▶ [EXERCISE TASK] Pick out all lines in the listing holding the string "name" and copy them.

▶ [SUPPLIED DATA]
########################################

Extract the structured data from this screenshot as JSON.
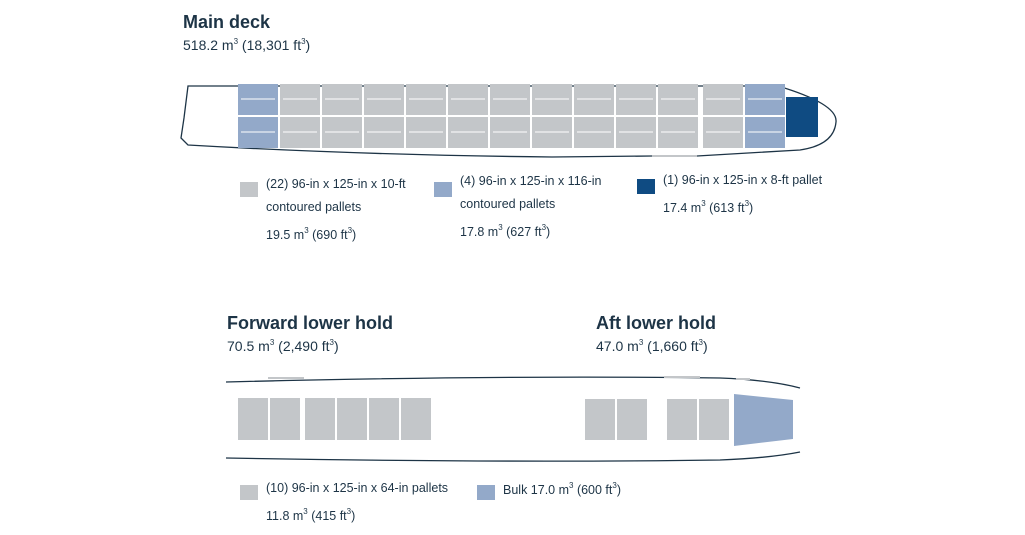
{
  "colors": {
    "outline": "#1d3446",
    "standard_pallet": "#c3c6c9",
    "contoured_pallet": "#93a9c9",
    "flat_pallet": "#0f4b82",
    "bulk": "#93a9c9",
    "text": "#1d3446"
  },
  "main_deck": {
    "title": "Main deck",
    "volume_prefix": "518.2 m",
    "volume_suffix": " (18,301 ft",
    "volume_end": ")"
  },
  "main_legend": [
    {
      "color_key": "standard_pallet",
      "lines": [
        "(22) 96-in x 125-in x 10-ft",
        "contoured pallets"
      ],
      "volume": {
        "pre": "19.5 m",
        "mid": " (690 ft",
        "end": ")"
      }
    },
    {
      "color_key": "contoured_pallet",
      "lines": [
        "(4) 96-in x 125-in x 116-in",
        "contoured pallets"
      ],
      "volume": {
        "pre": "17.8 m",
        "mid": " (627 ft",
        "end": ")"
      }
    },
    {
      "color_key": "flat_pallet",
      "lines": [
        "(1) 96-in x 125-in x 8-ft pallet"
      ],
      "volume": {
        "pre": "17.4 m",
        "mid": " (613 ft",
        "end": ")"
      }
    }
  ],
  "forward_hold": {
    "title": "Forward lower hold",
    "volume_prefix": "70.5 m",
    "volume_suffix": " (2,490 ft",
    "volume_end": ")"
  },
  "aft_hold": {
    "title": "Aft lower hold",
    "volume_prefix": "47.0 m",
    "volume_suffix": " (1,660 ft",
    "volume_end": ")"
  },
  "lower_legend": [
    {
      "color_key": "standard_pallet",
      "lines": [
        "(10) 96-in x 125-in x 64-in pallets"
      ],
      "volume": {
        "pre": "11.8 m",
        "mid": " (415 ft",
        "end": ")"
      }
    },
    {
      "color_key": "bulk",
      "lines": [
        "Bulk 17.0 m"
      ],
      "line_suffix": " (600 ft",
      "line_end": ")"
    }
  ],
  "superscript": "3"
}
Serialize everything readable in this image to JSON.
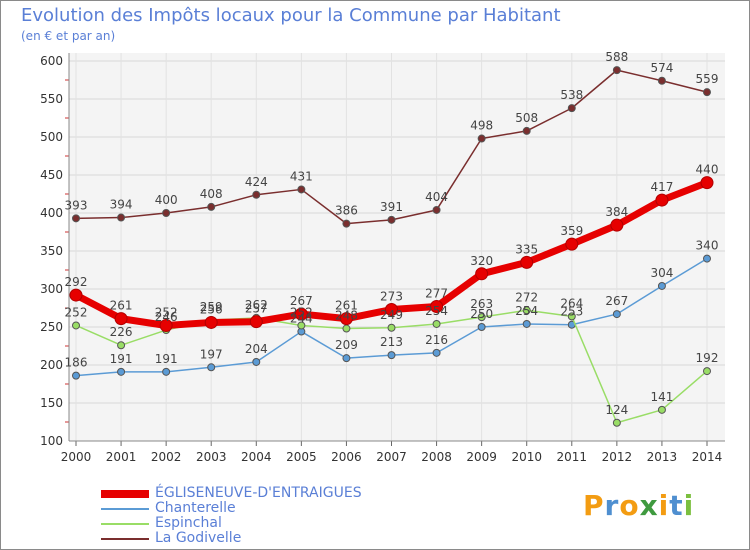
{
  "header": {
    "title": "Evolution des Impôts locaux pour la Commune par Habitant",
    "subtitle": "(en € et par an)"
  },
  "brand": {
    "text": "Proxiti",
    "letters": [
      "P",
      "r",
      "o",
      "x",
      "i",
      "t",
      "i"
    ],
    "colors": [
      "#f39c12",
      "#4f8fd0",
      "#f39c12",
      "#3f9a3f",
      "#f39c12",
      "#4f8fd0",
      "#7bbf3f"
    ]
  },
  "legend": {
    "items": [
      {
        "label": "ÉGLISENEUVE-D'ENTRAIGUES",
        "color": "#e60000"
      },
      {
        "label": "Chanterelle",
        "color": "#5b9bd5"
      },
      {
        "label": "Espinchal",
        "color": "#99dd66"
      },
      {
        "label": "La Godivelle",
        "color": "#7a2e2e"
      }
    ]
  },
  "chart_data": {
    "type": "line",
    "title": "Evolution des Impôts locaux pour la Commune par Habitant",
    "subtitle": "(en € et par an)",
    "x": [
      "2000",
      "2001",
      "2002",
      "2003",
      "2004",
      "2005",
      "2006",
      "2007",
      "2008",
      "2009",
      "2010",
      "2011",
      "2012",
      "2013",
      "2014"
    ],
    "ylim": [
      100,
      600
    ],
    "yticks": [
      100,
      150,
      200,
      250,
      300,
      350,
      400,
      450,
      500,
      550,
      600
    ],
    "grid": true,
    "legend_position": "bottom-left",
    "series": [
      {
        "name": "ÉGLISENEUVE-D'ENTRAIGUES",
        "color": "#e60000",
        "values": [
          292,
          261,
          252,
          256,
          257,
          267,
          261,
          273,
          277,
          320,
          335,
          359,
          384,
          417,
          440
        ]
      },
      {
        "name": "Chanterelle",
        "color": "#5b9bd5",
        "values": [
          186,
          191,
          191,
          197,
          204,
          244,
          209,
          213,
          216,
          250,
          254,
          253,
          267,
          304,
          340
        ]
      },
      {
        "name": "Espinchal",
        "color": "#99dd66",
        "values": [
          252,
          226,
          246,
          259,
          262,
          252,
          248,
          249,
          254,
          263,
          272,
          264,
          124,
          141,
          192
        ]
      },
      {
        "name": "La Godivelle",
        "color": "#7a2e2e",
        "values": [
          393,
          394,
          400,
          408,
          424,
          431,
          386,
          391,
          404,
          498,
          508,
          538,
          588,
          574,
          559
        ]
      }
    ],
    "data_labels": [
      [
        "292",
        "261",
        "252",
        "256",
        "257",
        "267",
        "261",
        "273",
        "277",
        "320",
        "335",
        "359",
        "384",
        "417",
        "440"
      ],
      [
        "186",
        "191",
        "191",
        "197",
        "204",
        "244",
        "209",
        "213",
        "216",
        "250",
        "254",
        "253",
        "267",
        "304",
        "340"
      ],
      [
        "252",
        "226",
        "246",
        "259",
        "262",
        "252",
        "248",
        "249",
        "254",
        "263",
        "272",
        "264",
        "124",
        "141",
        "192"
      ],
      [
        "393",
        "394",
        "400",
        "408",
        "424",
        "431",
        "386",
        "391",
        "404",
        "498",
        "508",
        "538",
        "588",
        "574",
        "559"
      ]
    ]
  }
}
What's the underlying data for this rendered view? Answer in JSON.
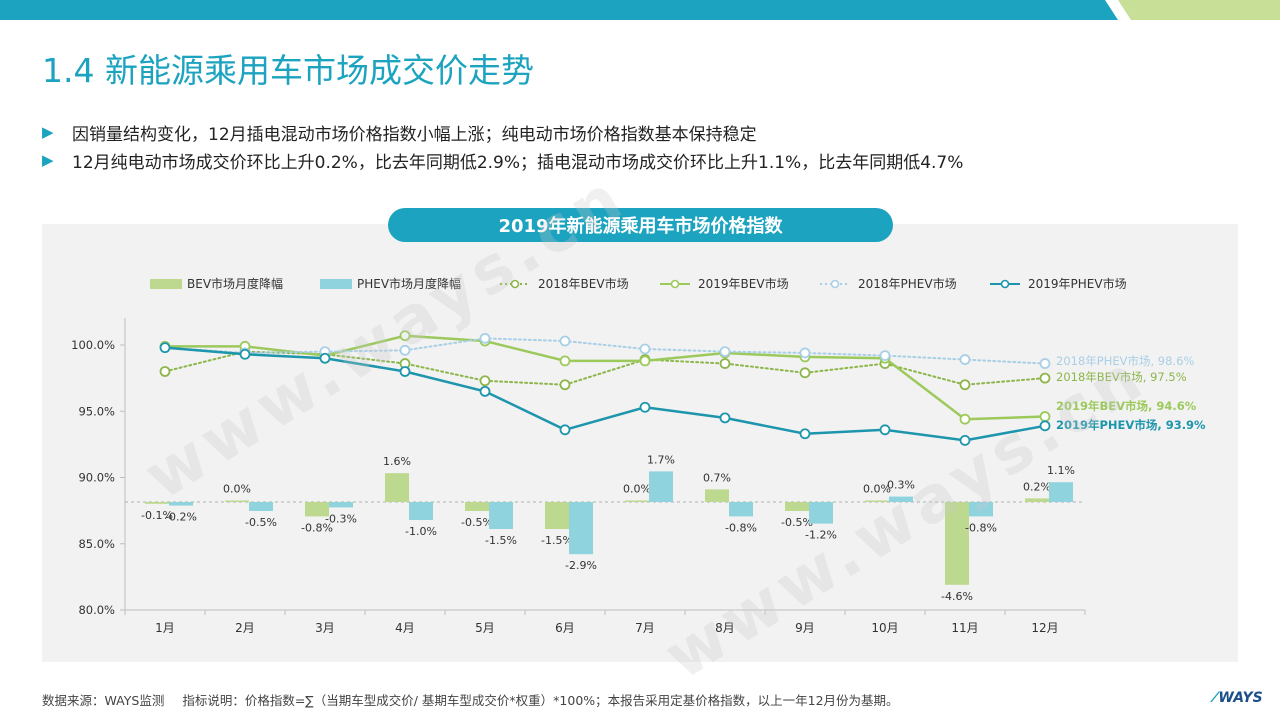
{
  "page": {
    "title": "1.4 新能源乘用车市场成交价走势",
    "bullets": [
      "因销量结构变化，12月插电混动市场价格指数小幅上涨；纯电动市场价格指数基本保持稳定",
      "12月纯电动市场成交价环比上升0.2%，比去年同期低2.9%；插电混动市场成交价环比上升1.1%，比去年同期低4.7%"
    ],
    "watermark": "www.ways.cn",
    "footer_source": "数据来源：WAYS监测",
    "footer_note": "指标说明：价格指数=∑（当期车型成交价/ 基期车型成交价*权重）*100%；本报告采用定基价格指数，以上一年12月份为基期。",
    "logo": "WAYS"
  },
  "colors": {
    "accent": "#1ba3bf",
    "bev_bar": "#bcd98f",
    "phev_bar": "#8fd3df",
    "bev_2018": "#8cb64a",
    "bev_2019": "#9cc95b",
    "phev_2018": "#a9cfe7",
    "phev_2019": "#1d95ac",
    "panel": "#f2f2f2"
  },
  "chart_data": {
    "type": "bar+line",
    "title": "2019年新能源乘用车市场价格指数",
    "categories": [
      "1月",
      "2月",
      "3月",
      "4月",
      "5月",
      "6月",
      "7月",
      "8月",
      "9月",
      "10月",
      "11月",
      "12月"
    ],
    "y_axis": {
      "min": 80,
      "max": 100,
      "ticks": [
        80,
        85,
        90,
        95,
        100
      ],
      "tick_labels": [
        "80.0%",
        "85.0%",
        "90.0%",
        "95.0%",
        "100.0%"
      ]
    },
    "bar_series": [
      {
        "name": "BEV市场月度降幅",
        "values": [
          -0.1,
          0.0,
          -0.8,
          1.6,
          -0.5,
          -1.5,
          0.0,
          0.7,
          -0.5,
          0.0,
          -4.6,
          0.2
        ],
        "labels": [
          "-0.1%",
          "0.0%",
          "-0.8%",
          "1.6%",
          "-0.5%",
          "-1.5%",
          "0.0%",
          "0.7%",
          "-0.5%",
          "0.0%",
          "-4.6%",
          "0.2%"
        ]
      },
      {
        "name": "PHEV市场月度降幅",
        "values": [
          -0.2,
          -0.5,
          -0.3,
          -1.0,
          -1.5,
          -2.9,
          1.7,
          -0.8,
          -1.2,
          0.3,
          -0.8,
          1.1
        ],
        "labels": [
          "-0.2%",
          "-0.5%",
          "-0.3%",
          "-1.0%",
          "-1.5%",
          "-2.9%",
          "1.7%",
          "-0.8%",
          "-1.2%",
          "0.3%",
          "-0.8%",
          "1.1%"
        ]
      }
    ],
    "line_series": [
      {
        "name": "2018年BEV市场",
        "style": "dotted",
        "values": [
          98.0,
          99.5,
          99.3,
          98.6,
          97.3,
          97.0,
          98.9,
          98.6,
          97.9,
          98.6,
          97.0,
          97.5
        ],
        "end_label": "2018年BEV市场, 97.5%"
      },
      {
        "name": "2019年BEV市场",
        "style": "solid",
        "values": [
          99.9,
          99.9,
          99.2,
          100.7,
          100.3,
          98.8,
          98.8,
          99.4,
          99.1,
          99.0,
          94.4,
          94.6
        ],
        "end_label": "2019年BEV市场, 94.6%"
      },
      {
        "name": "2018年PHEV市场",
        "style": "dotted",
        "values": [
          99.8,
          99.4,
          99.5,
          99.6,
          100.5,
          100.3,
          99.7,
          99.5,
          99.4,
          99.2,
          98.9,
          98.6
        ],
        "end_label": "2018年PHEV市场, 98.6%"
      },
      {
        "name": "2019年PHEV市场",
        "style": "solid",
        "values": [
          99.8,
          99.3,
          99.0,
          98.0,
          96.5,
          93.6,
          95.3,
          94.5,
          93.3,
          93.6,
          92.8,
          93.9
        ],
        "end_label": "2019年PHEV市场, 93.9%"
      }
    ],
    "legend_position": "top"
  }
}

########################################

▶ [RESULT]
        "name": "ÉGLISENEUVE-D'ENTRAIGUES",
        "name": "Chanterelle",
        "name": "Espinchal",
        "name": "La Godivelle",
        "name": "BEV市场月度降幅",
        "name": "PHEV市场月度降幅",
        "name": "2018年BEV市场",
        "name": "2019年BEV市场",
        "name": "2018年PHEV市场",
        "name": "2019年PHEV市场",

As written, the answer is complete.